TASK PROMPT =>
Check every line of the entries that follow, and copy the ones containing "Vitamin".

--- Start RECORDS TO PROCESS ---

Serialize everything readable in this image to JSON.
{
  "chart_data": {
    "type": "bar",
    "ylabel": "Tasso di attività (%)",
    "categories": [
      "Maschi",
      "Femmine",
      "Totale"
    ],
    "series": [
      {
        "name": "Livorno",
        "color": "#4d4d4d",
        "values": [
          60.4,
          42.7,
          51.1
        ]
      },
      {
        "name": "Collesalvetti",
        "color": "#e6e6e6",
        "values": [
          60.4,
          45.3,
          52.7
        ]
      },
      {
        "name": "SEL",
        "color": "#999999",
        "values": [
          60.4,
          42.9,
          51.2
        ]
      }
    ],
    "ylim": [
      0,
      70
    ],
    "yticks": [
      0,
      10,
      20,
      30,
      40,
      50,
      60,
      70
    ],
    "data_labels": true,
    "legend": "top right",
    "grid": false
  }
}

--- End RECORDS TO PROCESS ---
--- Start RECORDS TO PROCESS ---

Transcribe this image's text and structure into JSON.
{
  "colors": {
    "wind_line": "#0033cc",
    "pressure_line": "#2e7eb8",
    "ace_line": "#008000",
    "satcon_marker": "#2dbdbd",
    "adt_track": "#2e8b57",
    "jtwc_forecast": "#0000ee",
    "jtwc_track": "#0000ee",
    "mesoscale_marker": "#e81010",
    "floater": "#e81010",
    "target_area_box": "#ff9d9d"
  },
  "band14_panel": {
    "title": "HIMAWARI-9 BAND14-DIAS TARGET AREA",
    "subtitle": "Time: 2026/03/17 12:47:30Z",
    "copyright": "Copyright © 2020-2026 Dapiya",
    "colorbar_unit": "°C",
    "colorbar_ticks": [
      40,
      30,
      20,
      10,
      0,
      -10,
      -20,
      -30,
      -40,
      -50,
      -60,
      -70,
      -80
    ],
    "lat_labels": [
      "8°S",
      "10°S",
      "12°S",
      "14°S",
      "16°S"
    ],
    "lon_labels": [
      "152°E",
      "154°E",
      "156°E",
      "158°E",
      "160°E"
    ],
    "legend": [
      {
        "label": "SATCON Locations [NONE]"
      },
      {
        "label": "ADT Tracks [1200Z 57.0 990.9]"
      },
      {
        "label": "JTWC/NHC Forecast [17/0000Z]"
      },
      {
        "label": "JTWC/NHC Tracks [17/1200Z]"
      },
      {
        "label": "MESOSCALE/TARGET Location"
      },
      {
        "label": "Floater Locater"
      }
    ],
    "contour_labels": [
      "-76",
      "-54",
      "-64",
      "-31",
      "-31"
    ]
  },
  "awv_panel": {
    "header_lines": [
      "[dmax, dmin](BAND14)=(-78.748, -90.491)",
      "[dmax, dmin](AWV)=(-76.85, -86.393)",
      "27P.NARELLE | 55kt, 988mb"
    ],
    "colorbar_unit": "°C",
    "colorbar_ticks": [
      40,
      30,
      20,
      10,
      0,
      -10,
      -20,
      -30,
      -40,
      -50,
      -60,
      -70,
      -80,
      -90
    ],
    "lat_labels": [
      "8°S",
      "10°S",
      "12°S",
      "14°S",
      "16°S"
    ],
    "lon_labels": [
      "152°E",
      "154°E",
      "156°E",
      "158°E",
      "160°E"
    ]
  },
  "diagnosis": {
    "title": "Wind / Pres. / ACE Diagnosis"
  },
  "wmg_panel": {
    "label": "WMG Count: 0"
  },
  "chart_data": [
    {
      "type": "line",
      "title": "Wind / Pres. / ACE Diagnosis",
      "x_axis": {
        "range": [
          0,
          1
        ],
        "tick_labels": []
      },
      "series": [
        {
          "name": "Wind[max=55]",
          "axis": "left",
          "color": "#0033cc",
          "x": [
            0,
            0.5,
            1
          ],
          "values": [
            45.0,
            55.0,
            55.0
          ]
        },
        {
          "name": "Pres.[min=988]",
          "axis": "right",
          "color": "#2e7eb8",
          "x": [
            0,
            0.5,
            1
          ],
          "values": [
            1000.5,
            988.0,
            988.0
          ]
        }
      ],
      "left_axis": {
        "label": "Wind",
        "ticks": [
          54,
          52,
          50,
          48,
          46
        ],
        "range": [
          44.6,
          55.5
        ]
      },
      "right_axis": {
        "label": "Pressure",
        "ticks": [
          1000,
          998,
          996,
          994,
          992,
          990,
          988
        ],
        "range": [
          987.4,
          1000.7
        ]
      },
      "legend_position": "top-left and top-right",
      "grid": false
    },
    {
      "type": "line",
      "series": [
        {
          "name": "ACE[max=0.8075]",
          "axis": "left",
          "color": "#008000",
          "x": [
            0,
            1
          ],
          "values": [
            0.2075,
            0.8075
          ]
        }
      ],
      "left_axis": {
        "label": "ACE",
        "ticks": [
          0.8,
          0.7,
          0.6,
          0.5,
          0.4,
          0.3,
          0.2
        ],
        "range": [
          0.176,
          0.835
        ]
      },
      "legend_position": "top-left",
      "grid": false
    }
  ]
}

--- End RECORDS TO PROCESS ---
--- Start RECORDS TO PROCESS ---

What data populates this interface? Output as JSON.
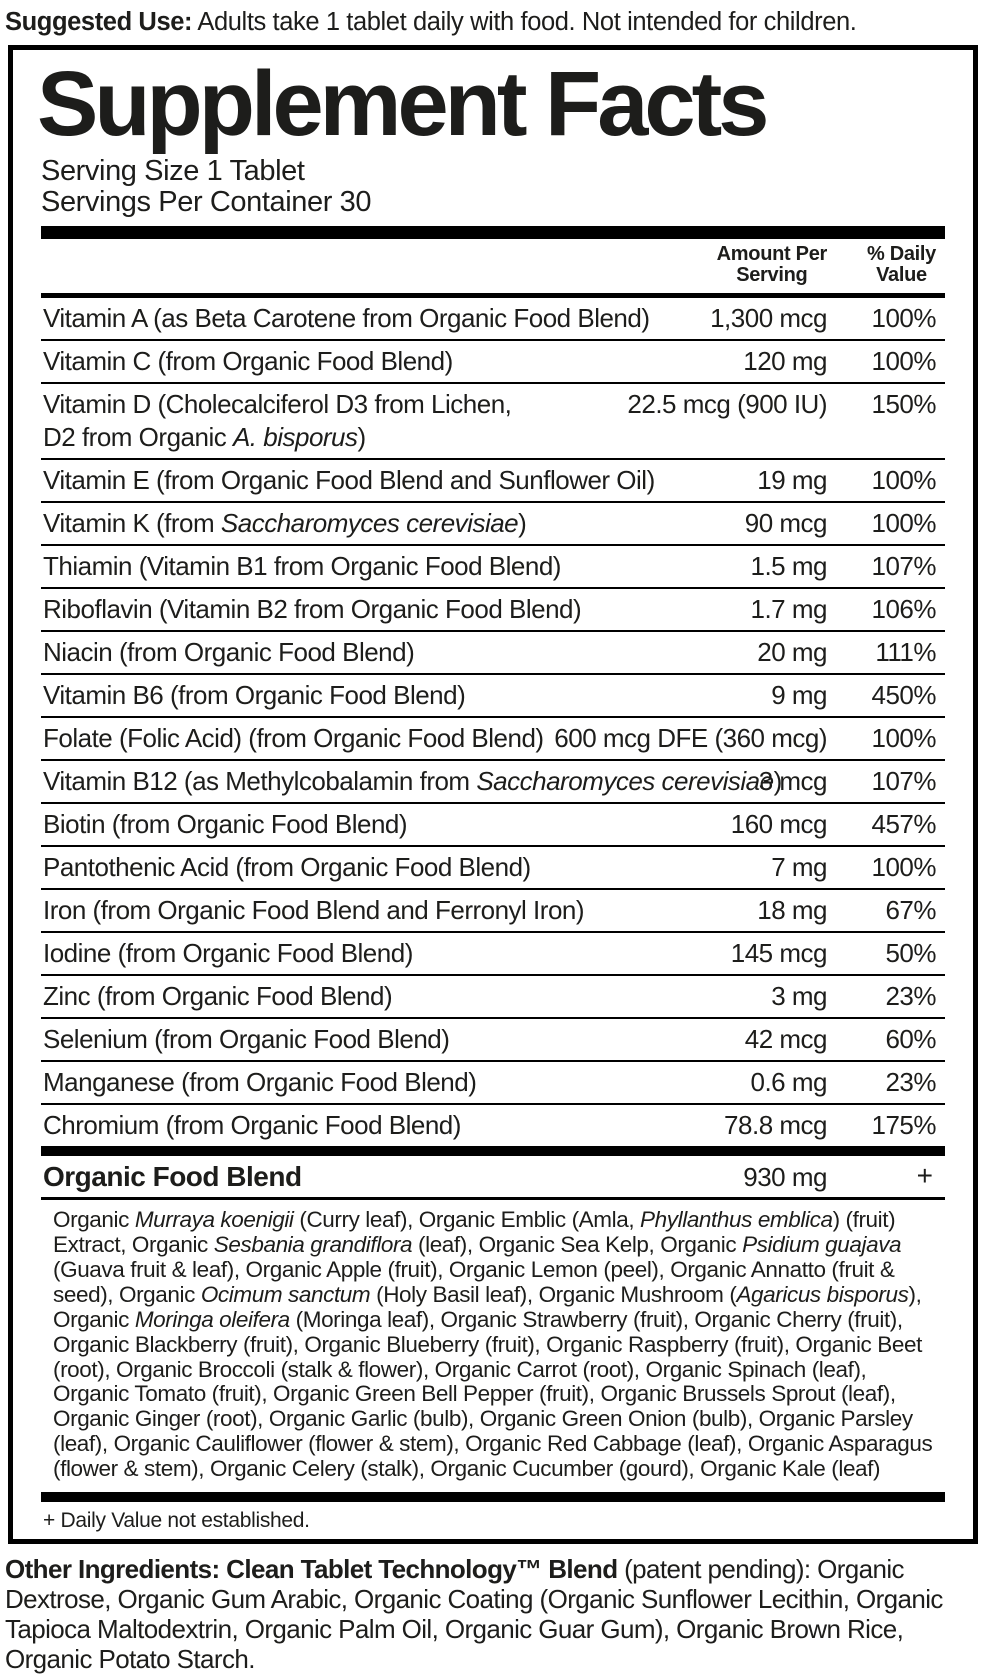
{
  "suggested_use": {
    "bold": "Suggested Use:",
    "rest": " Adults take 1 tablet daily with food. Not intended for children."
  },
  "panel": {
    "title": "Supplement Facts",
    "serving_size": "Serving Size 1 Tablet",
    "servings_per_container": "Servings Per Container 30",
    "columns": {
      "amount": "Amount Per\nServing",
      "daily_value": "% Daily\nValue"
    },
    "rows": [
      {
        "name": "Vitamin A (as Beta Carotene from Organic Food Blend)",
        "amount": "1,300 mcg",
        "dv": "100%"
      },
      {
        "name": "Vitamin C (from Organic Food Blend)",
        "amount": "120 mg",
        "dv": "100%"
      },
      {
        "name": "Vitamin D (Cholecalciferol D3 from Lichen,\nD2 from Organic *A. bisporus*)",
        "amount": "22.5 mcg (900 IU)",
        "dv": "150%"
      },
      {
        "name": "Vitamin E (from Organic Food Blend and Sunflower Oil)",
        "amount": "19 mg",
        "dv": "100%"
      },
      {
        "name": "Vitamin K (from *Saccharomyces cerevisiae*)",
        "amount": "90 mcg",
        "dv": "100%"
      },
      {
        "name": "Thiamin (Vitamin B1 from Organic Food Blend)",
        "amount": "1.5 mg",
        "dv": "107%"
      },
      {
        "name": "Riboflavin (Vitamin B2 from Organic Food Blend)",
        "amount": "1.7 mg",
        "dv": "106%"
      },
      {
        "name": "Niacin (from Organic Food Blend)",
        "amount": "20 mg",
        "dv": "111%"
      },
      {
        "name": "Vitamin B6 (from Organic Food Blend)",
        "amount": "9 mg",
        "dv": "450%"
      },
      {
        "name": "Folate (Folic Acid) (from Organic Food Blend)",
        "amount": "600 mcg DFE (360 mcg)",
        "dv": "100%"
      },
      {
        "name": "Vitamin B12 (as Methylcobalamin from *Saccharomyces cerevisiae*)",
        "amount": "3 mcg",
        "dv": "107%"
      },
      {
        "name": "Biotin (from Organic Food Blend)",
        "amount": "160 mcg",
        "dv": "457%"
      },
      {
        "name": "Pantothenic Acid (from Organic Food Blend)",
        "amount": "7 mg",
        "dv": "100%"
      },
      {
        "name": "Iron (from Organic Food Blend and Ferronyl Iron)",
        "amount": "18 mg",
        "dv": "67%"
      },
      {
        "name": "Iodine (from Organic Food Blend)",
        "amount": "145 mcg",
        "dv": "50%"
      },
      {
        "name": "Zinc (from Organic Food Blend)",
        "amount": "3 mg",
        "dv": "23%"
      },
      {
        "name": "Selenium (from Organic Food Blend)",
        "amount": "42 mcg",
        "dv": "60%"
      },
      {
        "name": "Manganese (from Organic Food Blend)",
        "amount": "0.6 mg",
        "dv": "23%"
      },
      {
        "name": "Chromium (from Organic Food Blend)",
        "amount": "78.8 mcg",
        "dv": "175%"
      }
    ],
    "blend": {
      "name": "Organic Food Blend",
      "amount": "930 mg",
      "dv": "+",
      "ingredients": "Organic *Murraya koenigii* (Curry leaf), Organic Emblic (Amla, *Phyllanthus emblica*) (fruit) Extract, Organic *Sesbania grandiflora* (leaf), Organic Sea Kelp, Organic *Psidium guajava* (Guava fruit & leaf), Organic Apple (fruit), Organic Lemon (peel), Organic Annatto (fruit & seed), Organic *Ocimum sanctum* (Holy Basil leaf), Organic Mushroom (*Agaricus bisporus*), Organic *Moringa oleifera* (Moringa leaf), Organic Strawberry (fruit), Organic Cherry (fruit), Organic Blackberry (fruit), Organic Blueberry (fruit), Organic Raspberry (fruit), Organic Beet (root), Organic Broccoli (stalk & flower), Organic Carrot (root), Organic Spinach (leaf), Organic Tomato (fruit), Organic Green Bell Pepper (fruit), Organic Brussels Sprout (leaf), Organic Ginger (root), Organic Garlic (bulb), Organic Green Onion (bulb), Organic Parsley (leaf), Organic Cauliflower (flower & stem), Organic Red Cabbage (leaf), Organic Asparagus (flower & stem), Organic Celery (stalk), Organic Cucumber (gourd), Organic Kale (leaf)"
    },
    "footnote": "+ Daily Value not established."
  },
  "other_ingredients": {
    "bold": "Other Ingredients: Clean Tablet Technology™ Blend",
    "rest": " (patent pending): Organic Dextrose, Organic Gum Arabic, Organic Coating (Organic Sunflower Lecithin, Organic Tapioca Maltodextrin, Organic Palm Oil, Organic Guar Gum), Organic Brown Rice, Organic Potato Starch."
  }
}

--- End RECORDS TO PROCESS ---

TASK OUTPUT =>
        "name": "Vitamin A (as Beta Carotene from Organic Food Blend)",
        "name": "Vitamin C (from Organic Food Blend)",
        "name": "Vitamin D (Cholecalciferol D3 from Lichen,\nD2 from Organic *A. bisporus*)",
        "name": "Vitamin E (from Organic Food Blend and Sunflower Oil)",
        "name": "Vitamin K (from *Saccharomyces cerevisiae*)",
        "name": "Thiamin (Vitamin B1 from Organic Food Blend)",
        "name": "Riboflavin (Vitamin B2 from Organic Food Blend)",
        "name": "Vitamin B6 (from Organic Food Blend)",
        "name": "Vitamin B12 (as Methylcobalamin from *Saccharomyces cerevisiae*)",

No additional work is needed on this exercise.